BEGIN Selected extract

QOTD: Your Least Favorite Rear-drive Nineties Ride?

qotd your least favorite rear drive nineties ride

Last week, we accepted suggestions for our readers’ least favorite front-drive cars from the 1990s, but commenter Art Vandelay (an importer/exporter) wanted more. We’re back a week later to repeat the same question, but with a focus on rear-drive rides. Let the aero-infused criticism begin.

Don’t worry, we’re not picking on that Purp Drank Impala SS. The rules this time around will be the same as the last edition of this game, mostly:

  • Only vehicles with model years between 1990 and 1999 are eligible for submission.
  • Vehicles from any manufacturer qualify.
  • Qualifying vehicles were sold as new in North America.

Though there were still many rear-drive sedans in the Nineties, lots of other things were rear drive, too — keep that in mind. I’ll stick with a sedan criticism here, one which may surprise you.

Before you is the second-generation Infiniti Q45. Infiniti’s first flagship debuted for the 1990 model year, aimed directly at HMS Lexus LS400. Contrasting with the Lexus, the Q45’s rather avant garde grille-free design was paired with a minimalist interior. Free of ruched leather and wood trim (which its competitors had), the Q45 was also largely free of buyers.

END Selected extract

Task to complete: According to the question-of-the-day post on rear-drive Nineties cars, why is the same question being asked again a week later? Answer in one to three sentences.

BEGIN Data excerpts

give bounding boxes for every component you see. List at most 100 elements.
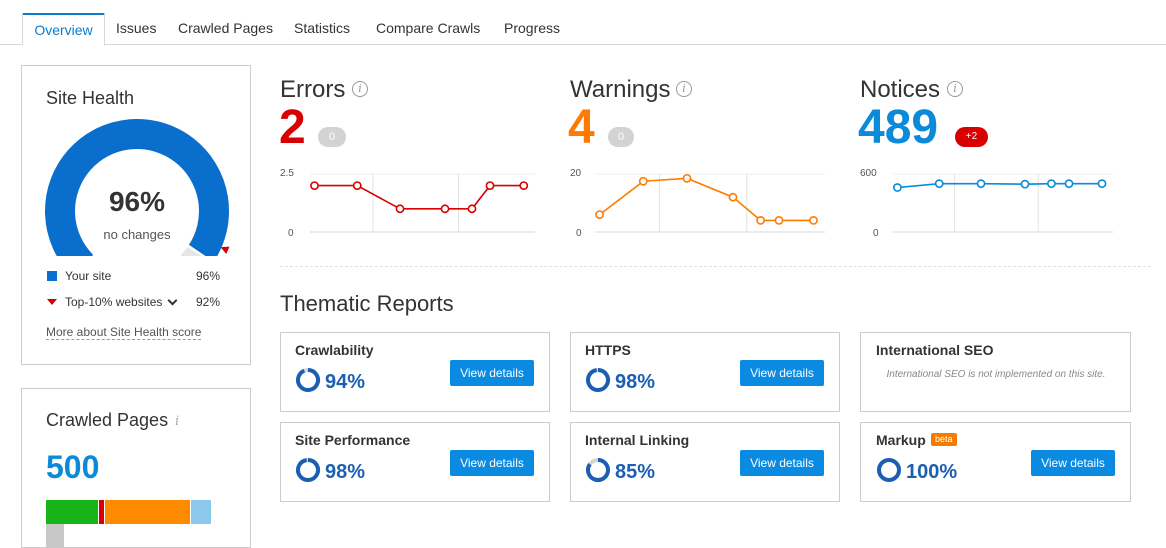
data-point[interactable] bbox=[934, 179, 944, 189]
data-point[interactable] bbox=[774, 216, 784, 225]
gauge-value-tick bbox=[186, 244, 206, 256]
legend-your-site-label: Your site bbox=[65, 269, 112, 283]
data-point[interactable] bbox=[1097, 179, 1107, 189]
top10-marker bbox=[220, 246, 230, 254]
thematic-reports-title: Thematic Reports bbox=[280, 291, 454, 316]
legend-your-site-value: 96% bbox=[196, 269, 221, 283]
bar-segment[interactable] bbox=[46, 524, 64, 548]
notices-title: Notices bbox=[860, 76, 941, 103]
report-percent: 100% bbox=[906, 461, 958, 483]
errors-y-bottom: 0 bbox=[288, 228, 294, 239]
notices-value[interactable]: 489 bbox=[858, 101, 939, 154]
report-card-crawlability: Crawlability 94% View details bbox=[280, 332, 550, 412]
info-icon[interactable]: i bbox=[175, 414, 180, 429]
data-point[interactable] bbox=[310, 181, 319, 190]
bar-segment[interactable] bbox=[46, 500, 98, 524]
crawled-pages-card: Crawled Pages i 500 bbox=[21, 388, 251, 548]
view-details-button[interactable]: View details bbox=[740, 450, 824, 476]
data-point[interactable] bbox=[519, 181, 529, 190]
tab-bar: Overview Issues Crawled Pages Statistics… bbox=[0, 0, 1166, 46]
report-name: Internal Linking bbox=[585, 432, 690, 448]
site-health-card: Site Health 96% no changes Your site 96%… bbox=[21, 65, 251, 365]
top10-legend-icon bbox=[47, 299, 57, 305]
tab-compare-crawls[interactable]: Compare Crawls bbox=[376, 20, 481, 36]
site-health-subtitle: no changes bbox=[103, 227, 171, 242]
warnings-chart[interactable] bbox=[595, 168, 825, 238]
data-point[interactable] bbox=[1046, 179, 1056, 189]
notices-y-bottom: 0 bbox=[873, 228, 879, 239]
errors-change-badge: 0 bbox=[318, 127, 346, 147]
data-point[interactable] bbox=[728, 192, 738, 202]
report-name: HTTPS bbox=[585, 342, 631, 358]
data-point[interactable] bbox=[682, 173, 692, 183]
data-point[interactable] bbox=[638, 176, 648, 186]
view-details-button[interactable]: View details bbox=[450, 450, 534, 476]
errors-y-top: 2.5 bbox=[280, 168, 294, 179]
ring-fill bbox=[296, 368, 320, 392]
errors-title: Errors bbox=[280, 76, 346, 103]
your-site-legend-icon bbox=[47, 271, 57, 281]
report-percent: 98% bbox=[615, 371, 656, 393]
data-point[interactable] bbox=[440, 204, 450, 214]
data-point[interactable] bbox=[893, 183, 902, 192]
data-point[interactable] bbox=[1064, 179, 1074, 189]
notices-change-badge: +2 bbox=[955, 127, 988, 147]
view-details-button[interactable]: View details bbox=[450, 360, 534, 386]
ring-fill bbox=[296, 458, 320, 482]
warnings-y-bottom: 0 bbox=[576, 228, 582, 239]
chevron-down-icon[interactable] bbox=[167, 295, 178, 306]
site-health-gauge bbox=[45, 119, 230, 256]
tab-statistics[interactable]: Statistics bbox=[294, 20, 351, 36]
data-point[interactable] bbox=[467, 204, 477, 214]
warnings-value[interactable]: 4 bbox=[568, 101, 595, 154]
report-not-implemented: International SEO is not implemented on … bbox=[886, 369, 1106, 380]
series-line bbox=[599, 177, 814, 222]
tab-overview[interactable]: Overview bbox=[22, 13, 105, 46]
progress-ring-icon bbox=[586, 368, 610, 392]
view-details-button[interactable]: View details bbox=[740, 360, 824, 386]
progress-ring-icon bbox=[586, 458, 610, 482]
report-name: Markup bbox=[876, 432, 926, 448]
notices-info-icon[interactable]: i bbox=[947, 81, 963, 97]
progress-ring-icon bbox=[296, 458, 320, 482]
site-health-title: Site Health bbox=[46, 88, 135, 108]
notices-y-top: 600 bbox=[860, 168, 877, 179]
report-card-international-seo: International SEO International SEO is n… bbox=[860, 332, 1131, 412]
tab-crawled-pages[interactable]: Crawled Pages bbox=[178, 20, 273, 36]
data-point[interactable] bbox=[595, 210, 604, 219]
ring-fill bbox=[586, 458, 610, 482]
warnings-y-top: 20 bbox=[570, 168, 582, 179]
tab-progress[interactable]: Progress bbox=[504, 20, 561, 36]
tab-issues[interactable]: Issues bbox=[116, 20, 157, 36]
data-point[interactable] bbox=[395, 204, 405, 214]
site-health-link[interactable]: More about Site Health score bbox=[46, 325, 202, 340]
errors-info-icon[interactable]: i bbox=[352, 81, 368, 97]
legend-top10-label[interactable]: Top-10% websites bbox=[65, 295, 178, 309]
bar-segment[interactable] bbox=[191, 500, 211, 524]
section-divider bbox=[280, 266, 1151, 267]
gauge-fill bbox=[45, 119, 229, 256]
data-point[interactable] bbox=[976, 179, 986, 189]
warnings-info-icon[interactable]: i bbox=[676, 81, 692, 97]
data-point[interactable] bbox=[809, 216, 818, 225]
data-point[interactable] bbox=[756, 216, 765, 225]
data-point[interactable] bbox=[352, 181, 362, 190]
errors-chart[interactable] bbox=[310, 168, 535, 238]
errors-value[interactable]: 2 bbox=[279, 101, 306, 154]
beta-badge: beta bbox=[931, 433, 957, 446]
report-name: Crawlability bbox=[295, 342, 374, 358]
view-details-button[interactable]: View details bbox=[1031, 450, 1115, 476]
data-point[interactable] bbox=[1020, 179, 1030, 189]
notices-chart[interactable] bbox=[893, 168, 1113, 238]
crawled-pages-bar[interactable] bbox=[46, 500, 226, 548]
bar-segment[interactable] bbox=[99, 500, 104, 524]
report-card-site-performance: Site Performance 98% View details bbox=[280, 422, 550, 502]
report-card-markup: Markup beta 100% View details bbox=[860, 422, 1131, 502]
progress-ring-icon bbox=[877, 458, 901, 482]
report-percent: 94% bbox=[325, 371, 366, 393]
data-point[interactable] bbox=[485, 181, 495, 190]
ring-fill bbox=[877, 458, 901, 482]
crawled-pages-title: Crawled Pages bbox=[46, 410, 169, 430]
bar-segment[interactable] bbox=[105, 500, 190, 524]
warnings-title: Warnings bbox=[570, 76, 671, 103]
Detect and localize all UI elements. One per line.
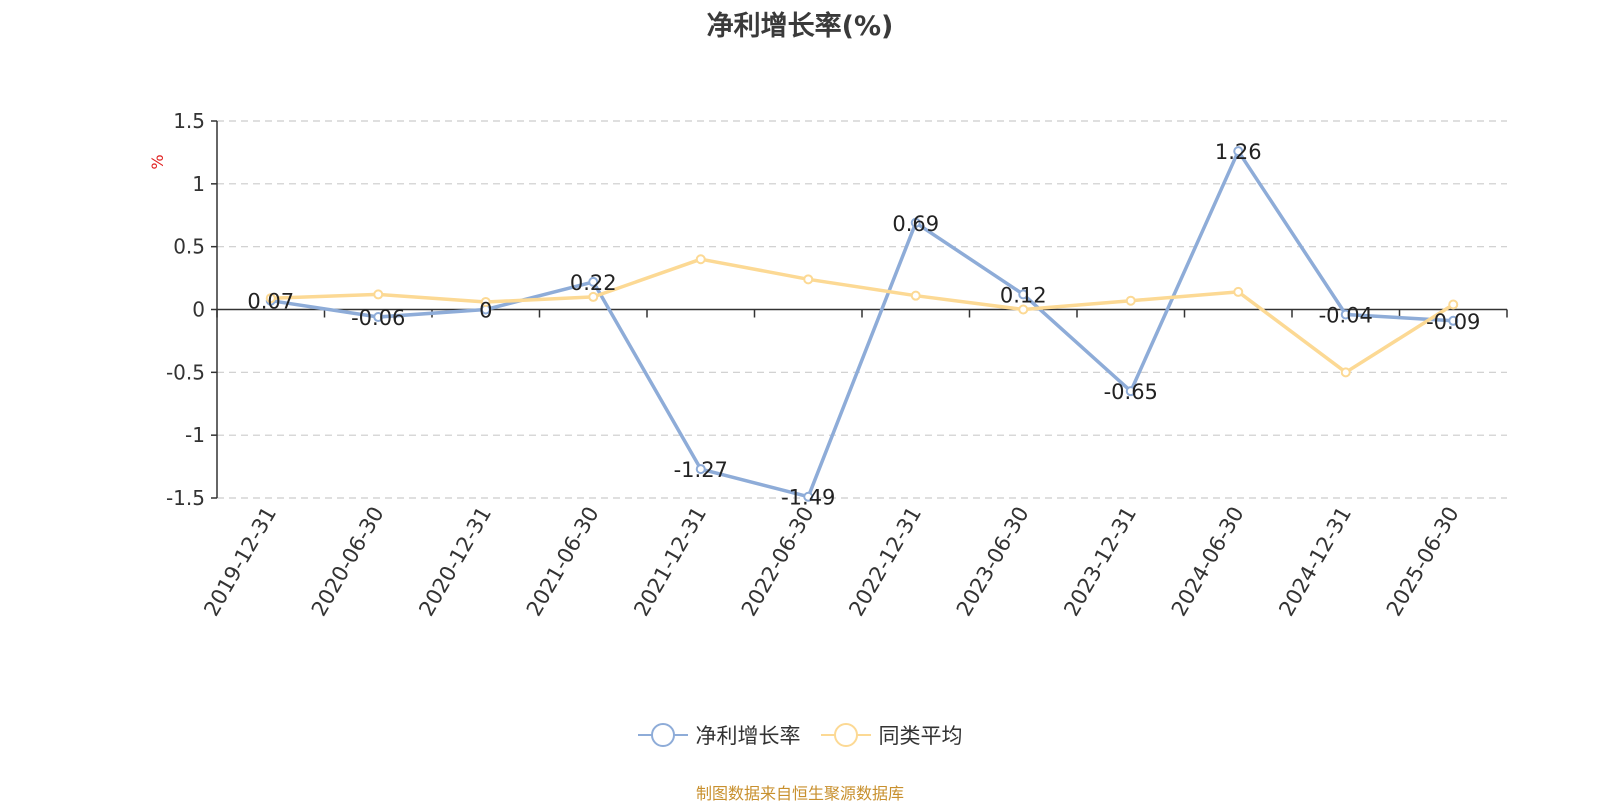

END Data excerpts

Result of this task: The previous week's post asked readers for their least favorite front-drive cars from the 1990s, and commenter Art Vandelay wanted more. So the question is repeated, this time focused on rear-drive cars.